### [The request]
Output every line of the data below verbatim, with no changes.

(Source data)
-- Begin --

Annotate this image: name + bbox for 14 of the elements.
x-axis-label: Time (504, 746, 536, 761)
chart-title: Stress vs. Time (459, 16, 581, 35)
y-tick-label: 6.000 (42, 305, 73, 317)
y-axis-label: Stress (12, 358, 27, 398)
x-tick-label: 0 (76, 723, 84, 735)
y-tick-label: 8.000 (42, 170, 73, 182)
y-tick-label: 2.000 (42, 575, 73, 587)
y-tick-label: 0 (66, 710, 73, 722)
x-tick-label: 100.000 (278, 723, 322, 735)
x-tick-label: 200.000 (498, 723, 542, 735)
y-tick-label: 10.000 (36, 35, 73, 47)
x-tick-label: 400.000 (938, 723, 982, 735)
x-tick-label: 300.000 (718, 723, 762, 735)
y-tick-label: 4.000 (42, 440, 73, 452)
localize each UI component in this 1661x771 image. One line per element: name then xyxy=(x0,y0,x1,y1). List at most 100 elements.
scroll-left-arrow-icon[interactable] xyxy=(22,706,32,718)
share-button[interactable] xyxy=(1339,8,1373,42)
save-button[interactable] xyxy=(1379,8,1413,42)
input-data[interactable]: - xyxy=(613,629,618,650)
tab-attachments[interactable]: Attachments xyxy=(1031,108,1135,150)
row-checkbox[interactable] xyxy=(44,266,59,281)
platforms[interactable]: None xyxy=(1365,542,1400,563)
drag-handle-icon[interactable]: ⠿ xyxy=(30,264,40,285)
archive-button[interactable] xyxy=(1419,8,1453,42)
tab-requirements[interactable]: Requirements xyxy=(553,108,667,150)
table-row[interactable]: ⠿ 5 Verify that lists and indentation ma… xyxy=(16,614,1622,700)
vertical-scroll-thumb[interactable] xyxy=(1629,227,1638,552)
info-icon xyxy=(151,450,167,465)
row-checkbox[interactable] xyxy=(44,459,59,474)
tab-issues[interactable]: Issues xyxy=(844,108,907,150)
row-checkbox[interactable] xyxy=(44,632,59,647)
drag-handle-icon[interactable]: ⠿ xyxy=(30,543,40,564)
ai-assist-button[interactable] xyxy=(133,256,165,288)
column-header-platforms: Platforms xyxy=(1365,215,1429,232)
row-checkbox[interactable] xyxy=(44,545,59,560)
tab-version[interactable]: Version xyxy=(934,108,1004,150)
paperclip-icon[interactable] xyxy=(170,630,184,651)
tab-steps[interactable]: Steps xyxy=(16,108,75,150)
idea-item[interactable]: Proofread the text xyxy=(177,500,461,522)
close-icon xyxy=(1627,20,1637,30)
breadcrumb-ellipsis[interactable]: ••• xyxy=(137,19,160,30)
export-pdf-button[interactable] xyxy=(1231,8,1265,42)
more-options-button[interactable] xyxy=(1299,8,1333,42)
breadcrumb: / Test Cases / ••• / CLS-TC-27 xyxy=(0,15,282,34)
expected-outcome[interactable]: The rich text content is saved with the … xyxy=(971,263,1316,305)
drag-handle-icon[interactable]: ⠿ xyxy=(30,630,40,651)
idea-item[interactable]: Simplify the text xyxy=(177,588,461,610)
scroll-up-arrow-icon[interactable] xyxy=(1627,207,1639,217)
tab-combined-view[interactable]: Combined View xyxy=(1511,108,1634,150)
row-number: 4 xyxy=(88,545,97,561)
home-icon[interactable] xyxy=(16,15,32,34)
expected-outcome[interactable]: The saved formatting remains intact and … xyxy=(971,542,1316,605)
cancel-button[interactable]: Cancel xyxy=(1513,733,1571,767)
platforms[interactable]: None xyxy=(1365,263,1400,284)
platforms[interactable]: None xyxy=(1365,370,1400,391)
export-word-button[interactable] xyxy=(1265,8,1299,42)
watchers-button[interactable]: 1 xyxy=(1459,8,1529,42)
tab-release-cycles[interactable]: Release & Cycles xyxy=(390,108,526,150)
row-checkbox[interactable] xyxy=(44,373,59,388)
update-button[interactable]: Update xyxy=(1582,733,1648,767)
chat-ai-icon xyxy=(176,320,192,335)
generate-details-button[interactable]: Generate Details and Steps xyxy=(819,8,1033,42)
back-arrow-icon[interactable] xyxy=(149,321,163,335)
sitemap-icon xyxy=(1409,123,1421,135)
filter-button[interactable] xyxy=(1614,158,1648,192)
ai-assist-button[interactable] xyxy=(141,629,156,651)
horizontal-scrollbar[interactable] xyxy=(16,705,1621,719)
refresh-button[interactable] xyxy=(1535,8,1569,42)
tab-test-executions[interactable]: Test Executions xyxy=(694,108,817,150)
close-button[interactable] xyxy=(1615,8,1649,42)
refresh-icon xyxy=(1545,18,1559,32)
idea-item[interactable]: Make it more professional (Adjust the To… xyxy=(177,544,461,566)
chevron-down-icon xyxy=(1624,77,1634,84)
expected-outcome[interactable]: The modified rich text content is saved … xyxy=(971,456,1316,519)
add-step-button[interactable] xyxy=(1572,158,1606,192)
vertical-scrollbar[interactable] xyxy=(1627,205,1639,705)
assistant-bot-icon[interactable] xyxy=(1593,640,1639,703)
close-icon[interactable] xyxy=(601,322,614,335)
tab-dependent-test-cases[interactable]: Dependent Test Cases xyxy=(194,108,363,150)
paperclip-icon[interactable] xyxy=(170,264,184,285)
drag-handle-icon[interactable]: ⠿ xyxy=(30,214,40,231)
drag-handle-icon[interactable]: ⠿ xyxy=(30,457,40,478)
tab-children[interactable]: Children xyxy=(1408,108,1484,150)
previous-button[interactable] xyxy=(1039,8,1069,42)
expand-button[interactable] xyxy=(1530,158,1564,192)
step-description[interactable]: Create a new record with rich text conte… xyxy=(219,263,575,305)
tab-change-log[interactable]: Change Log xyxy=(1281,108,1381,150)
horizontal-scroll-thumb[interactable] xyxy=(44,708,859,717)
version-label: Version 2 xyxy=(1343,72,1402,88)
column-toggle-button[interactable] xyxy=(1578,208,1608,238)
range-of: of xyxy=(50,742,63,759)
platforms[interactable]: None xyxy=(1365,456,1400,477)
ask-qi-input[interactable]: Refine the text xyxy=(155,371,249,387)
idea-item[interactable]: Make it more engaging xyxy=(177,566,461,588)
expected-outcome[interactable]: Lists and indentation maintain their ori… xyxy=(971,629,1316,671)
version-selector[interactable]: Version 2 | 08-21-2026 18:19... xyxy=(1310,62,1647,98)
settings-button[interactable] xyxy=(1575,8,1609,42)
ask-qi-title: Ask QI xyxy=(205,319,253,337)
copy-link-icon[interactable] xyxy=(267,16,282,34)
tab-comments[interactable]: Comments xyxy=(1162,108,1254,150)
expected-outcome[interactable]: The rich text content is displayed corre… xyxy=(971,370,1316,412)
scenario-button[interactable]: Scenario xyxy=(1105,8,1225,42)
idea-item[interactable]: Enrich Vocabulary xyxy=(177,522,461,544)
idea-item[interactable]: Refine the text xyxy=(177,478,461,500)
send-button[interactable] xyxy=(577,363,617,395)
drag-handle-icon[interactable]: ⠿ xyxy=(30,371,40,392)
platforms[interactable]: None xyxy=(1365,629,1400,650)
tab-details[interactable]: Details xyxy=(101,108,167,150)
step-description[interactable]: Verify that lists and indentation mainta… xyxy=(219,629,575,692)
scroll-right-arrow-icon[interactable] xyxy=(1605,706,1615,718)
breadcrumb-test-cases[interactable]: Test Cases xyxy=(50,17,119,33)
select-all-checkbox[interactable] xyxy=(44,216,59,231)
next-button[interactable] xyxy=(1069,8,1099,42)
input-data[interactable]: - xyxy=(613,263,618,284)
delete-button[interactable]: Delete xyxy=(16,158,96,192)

-- End --

### [Expected answer]
Annotate this image: name + bbox for 14 of the elements.
x-axis-label: Time (504, 746, 536, 761)
chart-title: Stress vs. Time (459, 16, 581, 35)
y-tick-label: 6.000 (42, 305, 73, 317)
y-axis-label: Stress (12, 358, 27, 398)
x-tick-label: 0 (76, 723, 84, 735)
y-tick-label: 8.000 (42, 170, 73, 182)
y-tick-label: 2.000 (42, 575, 73, 587)
y-tick-label: 0 (66, 710, 73, 722)
x-tick-label: 100.000 (278, 723, 322, 735)
x-tick-label: 200.000 (498, 723, 542, 735)
y-tick-label: 10.000 (36, 35, 73, 47)
x-tick-label: 400.000 (938, 723, 982, 735)
x-tick-label: 300.000 (718, 723, 762, 735)
y-tick-label: 4.000 (42, 440, 73, 452)
localize each UI component in this 1661x771 image. One line per element: name then xyxy=(x0,y0,x1,y1). List at most 100 elements.
scroll-left-arrow-icon[interactable] xyxy=(22,706,32,718)
share-button[interactable] xyxy=(1339,8,1373,42)
save-button[interactable] xyxy=(1379,8,1413,42)
input-data[interactable]: - xyxy=(613,629,618,650)
tab-attachments[interactable]: Attachments xyxy=(1031,108,1135,150)
row-checkbox[interactable] xyxy=(44,266,59,281)
platforms[interactable]: None xyxy=(1365,542,1400,563)
drag-handle-icon[interactable]: ⠿ xyxy=(30,264,40,285)
archive-button[interactable] xyxy=(1419,8,1453,42)
tab-requirements[interactable]: Requirements xyxy=(553,108,667,150)
table-row[interactable]: ⠿ 5 Verify that lists and indentation ma… xyxy=(16,614,1622,700)
vertical-scroll-thumb[interactable] xyxy=(1629,227,1638,552)
info-icon xyxy=(151,450,167,465)
row-checkbox[interactable] xyxy=(44,459,59,474)
tab-issues[interactable]: Issues xyxy=(844,108,907,150)
row-checkbox[interactable] xyxy=(44,632,59,647)
drag-handle-icon[interactable]: ⠿ xyxy=(30,543,40,564)
ai-assist-button[interactable] xyxy=(133,256,165,288)
column-header-platforms: Platforms xyxy=(1365,215,1429,232)
row-checkbox[interactable] xyxy=(44,545,59,560)
tab-version[interactable]: Version xyxy=(934,108,1004,150)
paperclip-icon[interactable] xyxy=(170,630,184,651)
tab-steps[interactable]: Steps xyxy=(16,108,75,150)
idea-item[interactable]: Proofread the text xyxy=(177,500,461,522)
close-icon xyxy=(1627,20,1637,30)
breadcrumb-ellipsis[interactable]: ••• xyxy=(137,19,160,30)
export-pdf-button[interactable] xyxy=(1231,8,1265,42)
more-options-button[interactable] xyxy=(1299,8,1333,42)
breadcrumb: / Test Cases / ••• / CLS-TC-27 xyxy=(0,15,282,34)
expected-outcome[interactable]: The rich text content is saved with the … xyxy=(971,263,1316,305)
drag-handle-icon[interactable]: ⠿ xyxy=(30,630,40,651)
idea-item[interactable]: Simplify the text xyxy=(177,588,461,610)
scroll-up-arrow-icon[interactable] xyxy=(1627,207,1639,217)
tab-combined-view[interactable]: Combined View xyxy=(1511,108,1634,150)
row-number: 4 xyxy=(88,545,97,561)
home-icon[interactable] xyxy=(16,15,32,34)
expected-outcome[interactable]: The saved formatting remains intact and … xyxy=(971,542,1316,605)
cancel-button[interactable]: Cancel xyxy=(1513,733,1571,767)
platforms[interactable]: None xyxy=(1365,263,1400,284)
platforms[interactable]: None xyxy=(1365,370,1400,391)
export-word-button[interactable] xyxy=(1265,8,1299,42)
watchers-button[interactable]: 1 xyxy=(1459,8,1529,42)
tab-release-cycles[interactable]: Release & Cycles xyxy=(390,108,526,150)
row-checkbox[interactable] xyxy=(44,373,59,388)
update-button[interactable]: Update xyxy=(1582,733,1648,767)
chat-ai-icon xyxy=(176,320,192,335)
generate-details-button[interactable]: Generate Details and Steps xyxy=(819,8,1033,42)
back-arrow-icon[interactable] xyxy=(149,321,163,335)
sitemap-icon xyxy=(1409,123,1421,135)
filter-button[interactable] xyxy=(1614,158,1648,192)
ai-assist-button[interactable] xyxy=(141,629,156,651)
horizontal-scrollbar[interactable] xyxy=(16,705,1621,719)
refresh-button[interactable] xyxy=(1535,8,1569,42)
tab-test-executions[interactable]: Test Executions xyxy=(694,108,817,150)
close-button[interactable] xyxy=(1615,8,1649,42)
refresh-icon xyxy=(1545,18,1559,32)
idea-item[interactable]: Make it more professional (Adjust the To… xyxy=(177,544,461,566)
chevron-down-icon xyxy=(1624,77,1634,84)
expected-outcome[interactable]: The modified rich text content is saved … xyxy=(971,456,1316,519)
add-step-button[interactable] xyxy=(1572,158,1606,192)
vertical-scrollbar[interactable] xyxy=(1627,205,1639,705)
assistant-bot-icon[interactable] xyxy=(1593,640,1639,703)
close-icon[interactable] xyxy=(601,322,614,335)
tab-dependent-test-cases[interactable]: Dependent Test Cases xyxy=(194,108,363,150)
paperclip-icon[interactable] xyxy=(170,264,184,285)
drag-handle-icon[interactable]: ⠿ xyxy=(30,214,40,231)
drag-handle-icon[interactable]: ⠿ xyxy=(30,457,40,478)
tab-children[interactable]: Children xyxy=(1408,108,1484,150)
previous-button[interactable] xyxy=(1039,8,1069,42)
expand-button[interactable] xyxy=(1530,158,1564,192)
step-description[interactable]: Create a new record with rich text conte… xyxy=(219,263,575,305)
tab-change-log[interactable]: Change Log xyxy=(1281,108,1381,150)
horizontal-scroll-thumb[interactable] xyxy=(44,708,859,717)
version-label: Version 2 xyxy=(1343,72,1402,88)
column-toggle-button[interactable] xyxy=(1578,208,1608,238)
range-of: of xyxy=(50,742,63,759)
platforms[interactable]: None xyxy=(1365,456,1400,477)
ask-qi-input[interactable]: Refine the text xyxy=(155,371,249,387)
idea-item[interactable]: Make it more engaging xyxy=(177,566,461,588)
expected-outcome[interactable]: Lists and indentation maintain their ori… xyxy=(971,629,1316,671)
version-selector[interactable]: Version 2 | 08-21-2026 18:19... xyxy=(1310,62,1647,98)
settings-button[interactable] xyxy=(1575,8,1609,42)
ask-qi-title: Ask QI xyxy=(205,319,253,337)
copy-link-icon[interactable] xyxy=(267,16,282,34)
tab-comments[interactable]: Comments xyxy=(1162,108,1254,150)
expected-outcome[interactable]: The rich text content is displayed corre… xyxy=(971,370,1316,412)
scenario-button[interactable]: Scenario xyxy=(1105,8,1225,42)
idea-item[interactable]: Enrich Vocabulary xyxy=(177,522,461,544)
idea-item[interactable]: Refine the text xyxy=(177,478,461,500)
send-button[interactable] xyxy=(577,363,617,395)
drag-handle-icon[interactable]: ⠿ xyxy=(30,371,40,392)
platforms[interactable]: None xyxy=(1365,629,1400,650)
tab-details[interactable]: Details xyxy=(101,108,167,150)
step-description[interactable]: Verify that lists and indentation mainta… xyxy=(219,629,575,692)
scroll-right-arrow-icon[interactable] xyxy=(1605,706,1615,718)
breadcrumb-test-cases[interactable]: Test Cases xyxy=(50,17,119,33)
select-all-checkbox[interactable] xyxy=(44,216,59,231)
next-button[interactable] xyxy=(1069,8,1099,42)
input-data[interactable]: - xyxy=(613,263,618,284)
delete-button[interactable]: Delete xyxy=(16,158,96,192)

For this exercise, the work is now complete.